**Aim of the exercise:**
Of the lines in this listing, how many contain the word "date"? Give the number and nothing else.

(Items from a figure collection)
━━━━━━━━━━━━━━━━

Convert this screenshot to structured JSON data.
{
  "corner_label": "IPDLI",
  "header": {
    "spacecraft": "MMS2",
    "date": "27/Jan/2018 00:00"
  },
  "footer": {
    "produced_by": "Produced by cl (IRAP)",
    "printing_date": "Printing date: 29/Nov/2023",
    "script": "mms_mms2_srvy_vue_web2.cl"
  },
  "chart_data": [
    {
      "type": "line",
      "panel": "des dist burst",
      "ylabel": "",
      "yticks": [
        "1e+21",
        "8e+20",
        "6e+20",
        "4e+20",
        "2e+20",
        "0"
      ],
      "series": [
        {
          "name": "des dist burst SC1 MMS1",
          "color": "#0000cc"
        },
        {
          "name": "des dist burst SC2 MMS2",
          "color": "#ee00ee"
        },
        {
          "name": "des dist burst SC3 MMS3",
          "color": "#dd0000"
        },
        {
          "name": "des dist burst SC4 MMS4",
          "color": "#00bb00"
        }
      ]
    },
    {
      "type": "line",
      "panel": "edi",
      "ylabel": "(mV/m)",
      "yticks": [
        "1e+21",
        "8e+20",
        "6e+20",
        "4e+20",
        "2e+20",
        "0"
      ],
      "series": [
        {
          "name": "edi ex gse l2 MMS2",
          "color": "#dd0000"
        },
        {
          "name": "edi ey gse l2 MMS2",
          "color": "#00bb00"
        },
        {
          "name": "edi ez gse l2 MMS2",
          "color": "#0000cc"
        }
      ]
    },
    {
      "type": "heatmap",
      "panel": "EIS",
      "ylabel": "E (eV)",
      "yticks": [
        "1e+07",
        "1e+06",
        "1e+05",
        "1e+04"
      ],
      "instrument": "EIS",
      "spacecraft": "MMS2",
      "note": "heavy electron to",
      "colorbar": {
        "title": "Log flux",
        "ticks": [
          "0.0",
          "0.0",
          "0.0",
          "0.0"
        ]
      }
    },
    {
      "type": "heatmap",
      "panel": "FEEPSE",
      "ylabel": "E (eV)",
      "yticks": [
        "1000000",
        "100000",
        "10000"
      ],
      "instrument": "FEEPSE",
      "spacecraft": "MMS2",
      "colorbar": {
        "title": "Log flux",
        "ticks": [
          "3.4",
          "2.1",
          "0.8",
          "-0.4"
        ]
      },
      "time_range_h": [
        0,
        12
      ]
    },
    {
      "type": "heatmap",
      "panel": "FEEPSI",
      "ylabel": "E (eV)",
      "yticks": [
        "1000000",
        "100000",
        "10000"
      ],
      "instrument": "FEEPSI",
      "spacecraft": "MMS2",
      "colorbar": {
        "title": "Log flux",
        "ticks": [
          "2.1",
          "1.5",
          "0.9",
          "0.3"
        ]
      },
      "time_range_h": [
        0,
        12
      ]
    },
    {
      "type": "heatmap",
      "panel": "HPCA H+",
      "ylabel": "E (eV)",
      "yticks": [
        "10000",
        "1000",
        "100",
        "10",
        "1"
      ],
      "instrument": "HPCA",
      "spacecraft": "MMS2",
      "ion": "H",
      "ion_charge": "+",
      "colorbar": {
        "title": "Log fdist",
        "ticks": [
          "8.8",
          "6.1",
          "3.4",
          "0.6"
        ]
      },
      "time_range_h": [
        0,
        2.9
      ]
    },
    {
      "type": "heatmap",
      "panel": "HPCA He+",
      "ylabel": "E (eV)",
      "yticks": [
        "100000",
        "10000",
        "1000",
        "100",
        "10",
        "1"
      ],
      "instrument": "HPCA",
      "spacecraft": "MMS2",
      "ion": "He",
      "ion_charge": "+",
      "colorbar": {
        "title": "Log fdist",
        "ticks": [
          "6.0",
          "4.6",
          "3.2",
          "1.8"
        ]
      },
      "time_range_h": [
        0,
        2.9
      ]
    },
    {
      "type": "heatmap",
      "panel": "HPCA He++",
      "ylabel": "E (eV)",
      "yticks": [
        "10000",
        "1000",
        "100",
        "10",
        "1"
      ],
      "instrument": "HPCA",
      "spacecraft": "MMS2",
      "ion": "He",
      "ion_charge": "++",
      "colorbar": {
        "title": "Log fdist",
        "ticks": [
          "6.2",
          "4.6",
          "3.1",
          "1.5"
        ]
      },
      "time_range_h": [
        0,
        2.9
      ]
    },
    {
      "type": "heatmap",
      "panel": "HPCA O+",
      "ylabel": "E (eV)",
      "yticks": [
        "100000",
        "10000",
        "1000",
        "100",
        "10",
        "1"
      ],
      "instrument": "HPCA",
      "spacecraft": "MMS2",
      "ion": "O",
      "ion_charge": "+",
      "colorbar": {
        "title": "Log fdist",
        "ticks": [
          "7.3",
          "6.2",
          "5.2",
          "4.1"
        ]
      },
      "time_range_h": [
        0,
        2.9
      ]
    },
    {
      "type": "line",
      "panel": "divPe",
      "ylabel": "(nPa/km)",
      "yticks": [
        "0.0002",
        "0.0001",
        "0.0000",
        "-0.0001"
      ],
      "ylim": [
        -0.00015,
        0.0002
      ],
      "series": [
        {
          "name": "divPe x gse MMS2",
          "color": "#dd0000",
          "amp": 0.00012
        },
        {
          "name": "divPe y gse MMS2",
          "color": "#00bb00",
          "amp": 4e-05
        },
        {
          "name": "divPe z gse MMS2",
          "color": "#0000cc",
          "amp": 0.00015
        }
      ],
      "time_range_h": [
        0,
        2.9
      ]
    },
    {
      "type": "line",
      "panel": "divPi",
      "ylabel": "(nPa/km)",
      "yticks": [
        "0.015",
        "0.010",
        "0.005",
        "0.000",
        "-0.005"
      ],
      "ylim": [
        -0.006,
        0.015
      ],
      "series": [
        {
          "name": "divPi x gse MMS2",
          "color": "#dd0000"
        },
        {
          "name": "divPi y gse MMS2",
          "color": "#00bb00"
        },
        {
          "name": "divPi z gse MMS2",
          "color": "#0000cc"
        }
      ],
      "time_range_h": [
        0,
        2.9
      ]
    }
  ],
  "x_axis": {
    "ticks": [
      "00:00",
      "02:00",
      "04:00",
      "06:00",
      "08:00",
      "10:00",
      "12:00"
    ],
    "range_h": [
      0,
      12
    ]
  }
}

━━━━━━━━━━━━━━━━

**Finished answer:**
2